Report how many lines of these entries hold the string "Opex"; reply with the number alone.

• _Dataset records_:
_ _ _ _ _ _ _
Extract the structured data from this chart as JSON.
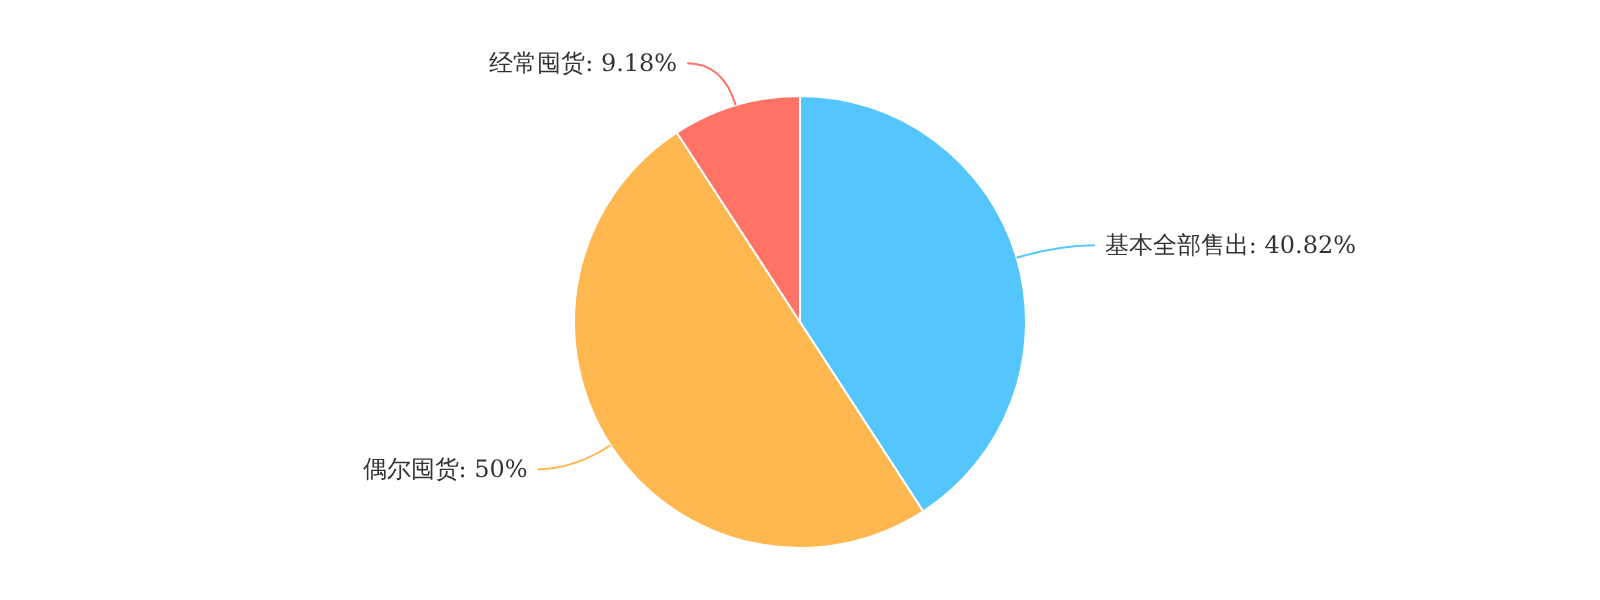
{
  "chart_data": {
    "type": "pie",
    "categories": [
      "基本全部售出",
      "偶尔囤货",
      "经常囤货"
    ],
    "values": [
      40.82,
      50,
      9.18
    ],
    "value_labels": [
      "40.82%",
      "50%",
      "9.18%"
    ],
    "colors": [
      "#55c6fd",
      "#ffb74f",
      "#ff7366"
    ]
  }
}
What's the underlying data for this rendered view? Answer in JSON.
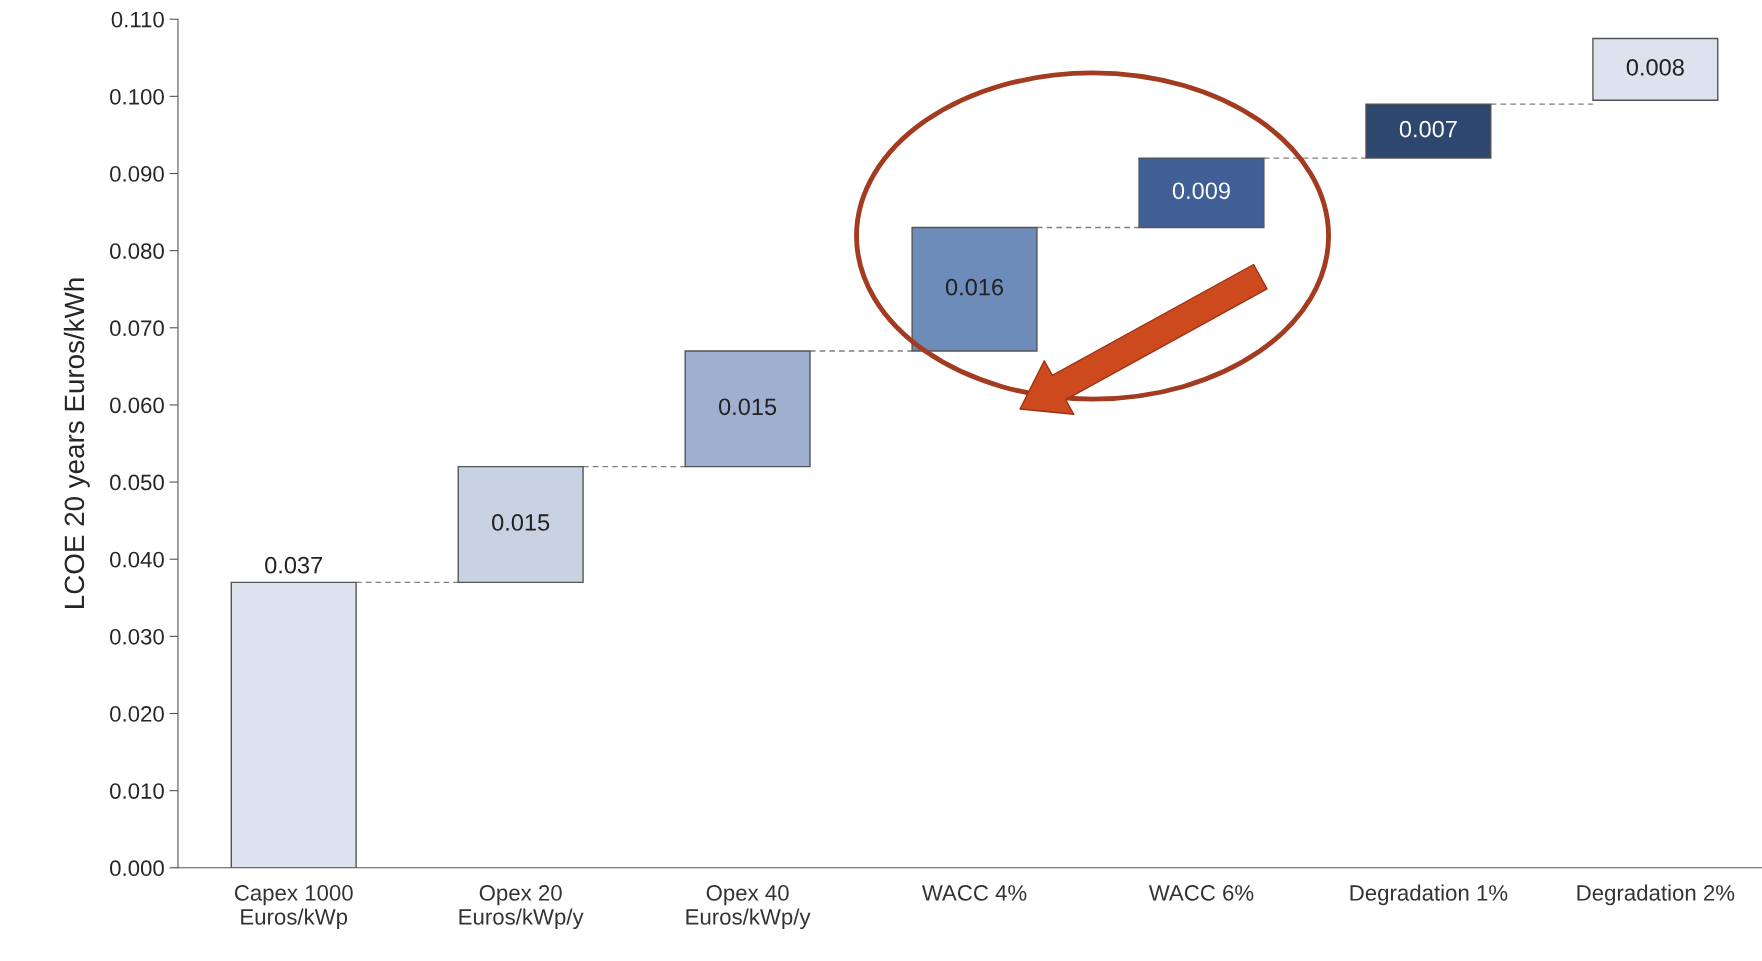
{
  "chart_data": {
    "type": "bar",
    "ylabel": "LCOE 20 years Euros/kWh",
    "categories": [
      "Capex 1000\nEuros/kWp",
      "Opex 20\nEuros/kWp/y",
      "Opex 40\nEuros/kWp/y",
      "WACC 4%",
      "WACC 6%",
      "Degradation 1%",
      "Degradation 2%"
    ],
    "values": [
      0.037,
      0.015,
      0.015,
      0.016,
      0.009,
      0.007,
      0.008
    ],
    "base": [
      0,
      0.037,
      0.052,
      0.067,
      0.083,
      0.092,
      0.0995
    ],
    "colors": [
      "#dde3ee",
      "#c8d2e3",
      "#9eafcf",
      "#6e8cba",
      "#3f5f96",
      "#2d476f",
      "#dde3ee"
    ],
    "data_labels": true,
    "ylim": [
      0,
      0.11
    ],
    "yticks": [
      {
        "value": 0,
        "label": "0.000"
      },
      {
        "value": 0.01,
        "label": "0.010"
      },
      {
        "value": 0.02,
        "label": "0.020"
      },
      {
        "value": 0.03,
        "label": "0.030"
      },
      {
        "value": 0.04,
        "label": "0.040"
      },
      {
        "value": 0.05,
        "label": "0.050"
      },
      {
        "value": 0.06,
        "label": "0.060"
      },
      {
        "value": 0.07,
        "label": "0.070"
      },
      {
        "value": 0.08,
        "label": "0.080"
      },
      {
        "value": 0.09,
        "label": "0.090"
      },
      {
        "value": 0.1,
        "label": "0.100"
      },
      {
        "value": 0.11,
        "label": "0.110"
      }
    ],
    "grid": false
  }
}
_ _ _ _ _ _ _
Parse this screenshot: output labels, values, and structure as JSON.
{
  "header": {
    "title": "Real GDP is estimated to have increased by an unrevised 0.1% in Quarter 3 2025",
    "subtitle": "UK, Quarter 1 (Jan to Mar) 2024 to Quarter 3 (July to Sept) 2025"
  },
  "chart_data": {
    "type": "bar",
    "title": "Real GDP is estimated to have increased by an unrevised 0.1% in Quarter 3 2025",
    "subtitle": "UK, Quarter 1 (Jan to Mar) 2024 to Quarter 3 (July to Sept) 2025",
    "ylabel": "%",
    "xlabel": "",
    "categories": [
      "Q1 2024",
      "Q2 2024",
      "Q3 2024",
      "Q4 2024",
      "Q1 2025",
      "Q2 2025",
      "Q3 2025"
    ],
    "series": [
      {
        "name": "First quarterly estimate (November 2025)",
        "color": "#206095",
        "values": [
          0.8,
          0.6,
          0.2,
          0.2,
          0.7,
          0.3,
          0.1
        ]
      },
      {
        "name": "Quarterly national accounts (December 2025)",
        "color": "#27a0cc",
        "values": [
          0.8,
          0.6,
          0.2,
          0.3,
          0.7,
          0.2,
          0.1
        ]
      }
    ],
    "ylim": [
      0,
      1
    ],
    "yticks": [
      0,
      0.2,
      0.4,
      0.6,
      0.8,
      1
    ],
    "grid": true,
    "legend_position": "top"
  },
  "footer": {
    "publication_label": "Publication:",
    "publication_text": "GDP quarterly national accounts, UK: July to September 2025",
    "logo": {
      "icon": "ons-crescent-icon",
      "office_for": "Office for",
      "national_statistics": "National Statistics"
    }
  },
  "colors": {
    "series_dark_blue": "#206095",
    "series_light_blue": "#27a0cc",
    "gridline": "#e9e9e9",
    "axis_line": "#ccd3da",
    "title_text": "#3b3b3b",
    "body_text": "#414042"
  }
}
_ _ _ _ _ _ _
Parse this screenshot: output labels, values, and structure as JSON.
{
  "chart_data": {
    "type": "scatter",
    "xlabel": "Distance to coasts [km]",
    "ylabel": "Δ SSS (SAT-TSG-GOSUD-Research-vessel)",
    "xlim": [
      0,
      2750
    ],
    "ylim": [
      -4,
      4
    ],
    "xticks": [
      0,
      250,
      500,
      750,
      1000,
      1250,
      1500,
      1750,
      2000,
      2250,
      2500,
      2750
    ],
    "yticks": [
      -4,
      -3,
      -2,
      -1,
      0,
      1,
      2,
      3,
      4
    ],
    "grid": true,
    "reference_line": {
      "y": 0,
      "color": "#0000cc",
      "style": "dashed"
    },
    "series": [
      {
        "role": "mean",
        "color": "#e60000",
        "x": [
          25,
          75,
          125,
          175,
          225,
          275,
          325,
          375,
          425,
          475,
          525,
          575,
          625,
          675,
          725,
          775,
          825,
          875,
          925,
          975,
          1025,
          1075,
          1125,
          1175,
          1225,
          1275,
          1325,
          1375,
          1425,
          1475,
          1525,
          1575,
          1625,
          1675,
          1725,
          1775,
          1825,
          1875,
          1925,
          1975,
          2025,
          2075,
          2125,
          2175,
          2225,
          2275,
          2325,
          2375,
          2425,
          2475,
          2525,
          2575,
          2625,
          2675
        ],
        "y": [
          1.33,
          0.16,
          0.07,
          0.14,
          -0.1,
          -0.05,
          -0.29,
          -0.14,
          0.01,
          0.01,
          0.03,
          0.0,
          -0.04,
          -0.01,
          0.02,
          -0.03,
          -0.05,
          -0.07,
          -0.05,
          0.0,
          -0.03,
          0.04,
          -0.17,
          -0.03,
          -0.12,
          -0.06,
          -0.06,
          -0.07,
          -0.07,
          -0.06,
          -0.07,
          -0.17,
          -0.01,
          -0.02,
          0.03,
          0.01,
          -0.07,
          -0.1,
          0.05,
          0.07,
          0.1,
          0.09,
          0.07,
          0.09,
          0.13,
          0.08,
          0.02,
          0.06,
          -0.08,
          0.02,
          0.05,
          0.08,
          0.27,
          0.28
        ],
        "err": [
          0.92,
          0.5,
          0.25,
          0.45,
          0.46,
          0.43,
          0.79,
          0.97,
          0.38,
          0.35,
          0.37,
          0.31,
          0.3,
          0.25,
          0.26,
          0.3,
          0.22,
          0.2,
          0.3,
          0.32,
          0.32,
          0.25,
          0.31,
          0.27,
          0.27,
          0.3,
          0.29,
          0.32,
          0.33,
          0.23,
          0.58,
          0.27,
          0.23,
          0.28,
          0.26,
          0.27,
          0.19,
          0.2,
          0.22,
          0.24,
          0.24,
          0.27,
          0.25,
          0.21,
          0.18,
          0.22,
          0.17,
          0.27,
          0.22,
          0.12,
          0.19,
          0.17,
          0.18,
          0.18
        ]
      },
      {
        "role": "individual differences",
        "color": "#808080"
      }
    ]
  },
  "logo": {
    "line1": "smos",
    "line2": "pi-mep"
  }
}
_ _ _ _ _ _ _
• _The result_: 2